---------- Data listing ----------

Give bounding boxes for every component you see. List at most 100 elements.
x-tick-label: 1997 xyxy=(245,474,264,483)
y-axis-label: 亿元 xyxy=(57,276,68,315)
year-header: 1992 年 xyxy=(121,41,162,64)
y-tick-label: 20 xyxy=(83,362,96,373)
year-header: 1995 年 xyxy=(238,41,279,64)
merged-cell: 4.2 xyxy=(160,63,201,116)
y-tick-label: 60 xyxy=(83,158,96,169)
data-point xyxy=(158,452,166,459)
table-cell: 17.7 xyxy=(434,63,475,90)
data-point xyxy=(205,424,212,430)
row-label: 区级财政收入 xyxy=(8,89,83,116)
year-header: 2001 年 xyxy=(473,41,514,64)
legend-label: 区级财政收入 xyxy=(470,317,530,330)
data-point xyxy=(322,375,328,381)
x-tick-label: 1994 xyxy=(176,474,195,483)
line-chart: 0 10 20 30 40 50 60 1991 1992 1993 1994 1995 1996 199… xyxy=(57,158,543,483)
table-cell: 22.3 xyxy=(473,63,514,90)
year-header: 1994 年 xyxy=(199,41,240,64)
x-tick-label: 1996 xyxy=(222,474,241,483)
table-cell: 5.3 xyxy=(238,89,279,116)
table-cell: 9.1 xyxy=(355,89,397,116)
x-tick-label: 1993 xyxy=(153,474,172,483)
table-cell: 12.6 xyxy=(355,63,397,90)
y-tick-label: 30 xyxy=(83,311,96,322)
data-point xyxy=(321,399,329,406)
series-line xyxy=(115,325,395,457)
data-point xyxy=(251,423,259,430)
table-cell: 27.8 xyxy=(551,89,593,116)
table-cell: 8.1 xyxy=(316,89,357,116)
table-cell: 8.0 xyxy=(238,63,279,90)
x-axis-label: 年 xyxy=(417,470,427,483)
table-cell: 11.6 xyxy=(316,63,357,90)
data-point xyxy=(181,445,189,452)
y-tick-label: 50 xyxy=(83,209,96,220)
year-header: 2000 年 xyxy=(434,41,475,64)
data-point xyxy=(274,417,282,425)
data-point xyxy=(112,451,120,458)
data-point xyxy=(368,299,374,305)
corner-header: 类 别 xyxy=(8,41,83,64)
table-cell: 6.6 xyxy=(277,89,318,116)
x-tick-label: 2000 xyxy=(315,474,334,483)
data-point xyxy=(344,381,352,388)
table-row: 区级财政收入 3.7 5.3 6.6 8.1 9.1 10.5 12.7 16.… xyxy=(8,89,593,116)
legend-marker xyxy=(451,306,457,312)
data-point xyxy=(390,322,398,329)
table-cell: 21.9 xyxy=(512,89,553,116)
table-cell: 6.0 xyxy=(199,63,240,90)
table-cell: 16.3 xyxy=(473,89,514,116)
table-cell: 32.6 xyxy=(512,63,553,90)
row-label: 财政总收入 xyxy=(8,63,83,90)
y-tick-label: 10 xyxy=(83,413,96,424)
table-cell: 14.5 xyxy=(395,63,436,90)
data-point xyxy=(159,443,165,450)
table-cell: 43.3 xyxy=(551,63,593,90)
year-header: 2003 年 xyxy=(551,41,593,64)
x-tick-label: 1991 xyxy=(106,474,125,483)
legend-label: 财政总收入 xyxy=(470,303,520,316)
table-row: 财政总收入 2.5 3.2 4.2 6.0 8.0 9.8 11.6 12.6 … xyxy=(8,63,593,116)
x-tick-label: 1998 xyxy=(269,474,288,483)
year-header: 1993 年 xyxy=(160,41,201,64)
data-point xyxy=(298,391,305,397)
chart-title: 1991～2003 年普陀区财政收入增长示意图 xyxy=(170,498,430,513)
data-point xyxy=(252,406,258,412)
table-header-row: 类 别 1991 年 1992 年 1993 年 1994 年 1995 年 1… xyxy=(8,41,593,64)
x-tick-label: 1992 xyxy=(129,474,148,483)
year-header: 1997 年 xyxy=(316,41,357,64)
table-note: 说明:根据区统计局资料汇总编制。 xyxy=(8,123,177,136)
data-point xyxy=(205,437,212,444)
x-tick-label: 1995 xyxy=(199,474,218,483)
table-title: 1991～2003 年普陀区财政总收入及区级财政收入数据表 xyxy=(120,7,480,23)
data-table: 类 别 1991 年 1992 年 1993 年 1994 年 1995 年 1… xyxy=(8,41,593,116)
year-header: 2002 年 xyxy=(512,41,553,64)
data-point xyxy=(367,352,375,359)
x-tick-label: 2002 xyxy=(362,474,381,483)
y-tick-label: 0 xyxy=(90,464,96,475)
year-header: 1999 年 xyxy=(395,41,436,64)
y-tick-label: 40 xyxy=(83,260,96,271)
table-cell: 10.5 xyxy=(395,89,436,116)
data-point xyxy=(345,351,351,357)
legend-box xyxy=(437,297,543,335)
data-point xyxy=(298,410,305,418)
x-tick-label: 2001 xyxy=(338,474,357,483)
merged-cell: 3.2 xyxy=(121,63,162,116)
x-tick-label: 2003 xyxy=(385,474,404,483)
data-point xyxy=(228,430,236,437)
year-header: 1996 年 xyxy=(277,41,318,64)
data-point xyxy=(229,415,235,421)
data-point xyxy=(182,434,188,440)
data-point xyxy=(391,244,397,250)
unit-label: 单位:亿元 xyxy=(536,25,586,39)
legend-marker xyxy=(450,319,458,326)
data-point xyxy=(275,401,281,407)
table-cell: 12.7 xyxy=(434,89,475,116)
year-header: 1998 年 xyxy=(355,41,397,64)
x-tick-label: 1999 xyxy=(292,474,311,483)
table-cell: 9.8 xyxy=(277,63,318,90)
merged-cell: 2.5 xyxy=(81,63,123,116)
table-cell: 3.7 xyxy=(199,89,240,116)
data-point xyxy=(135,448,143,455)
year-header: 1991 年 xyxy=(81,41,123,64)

----------

_Brief_: Write out the rows from the first one down to the line that holds "table-cell: 22.3 xyxy=(473,63,514,90)", both ends included, as a numbered list, leaving out any blank lines.

_Task response_:
1. Give bounding boxes for every component you see. List at most 100 elements.
2. x-tick-label: 1997 xyxy=(245,474,264,483)
3. y-axis-label: 亿元 xyxy=(57,276,68,315)
4. year-header: 1992 年 xyxy=(121,41,162,64)
5. y-tick-label: 20 xyxy=(83,362,96,373)
6. year-header: 1995 年 xyxy=(238,41,279,64)
7. merged-cell: 4.2 xyxy=(160,63,201,116)
8. y-tick-label: 60 xyxy=(83,158,96,169)
9. data-point xyxy=(158,452,166,459)
10. table-cell: 17.7 xyxy=(434,63,475,90)
11. data-point xyxy=(205,424,212,430)
12. row-label: 区级财政收入 xyxy=(8,89,83,116)
13. year-header: 2001 年 xyxy=(473,41,514,64)
14. legend-label: 区级财政收入 xyxy=(470,317,530,330)
15. data-point xyxy=(322,375,328,381)
16. x-tick-label: 1994 xyxy=(176,474,195,483)
17. line-chart: 0 10 20 30 40 50 60 1991 1992 1993 1994 1995 1996 199… xyxy=(57,158,543,483)
18. table-cell: 22.3 xyxy=(473,63,514,90)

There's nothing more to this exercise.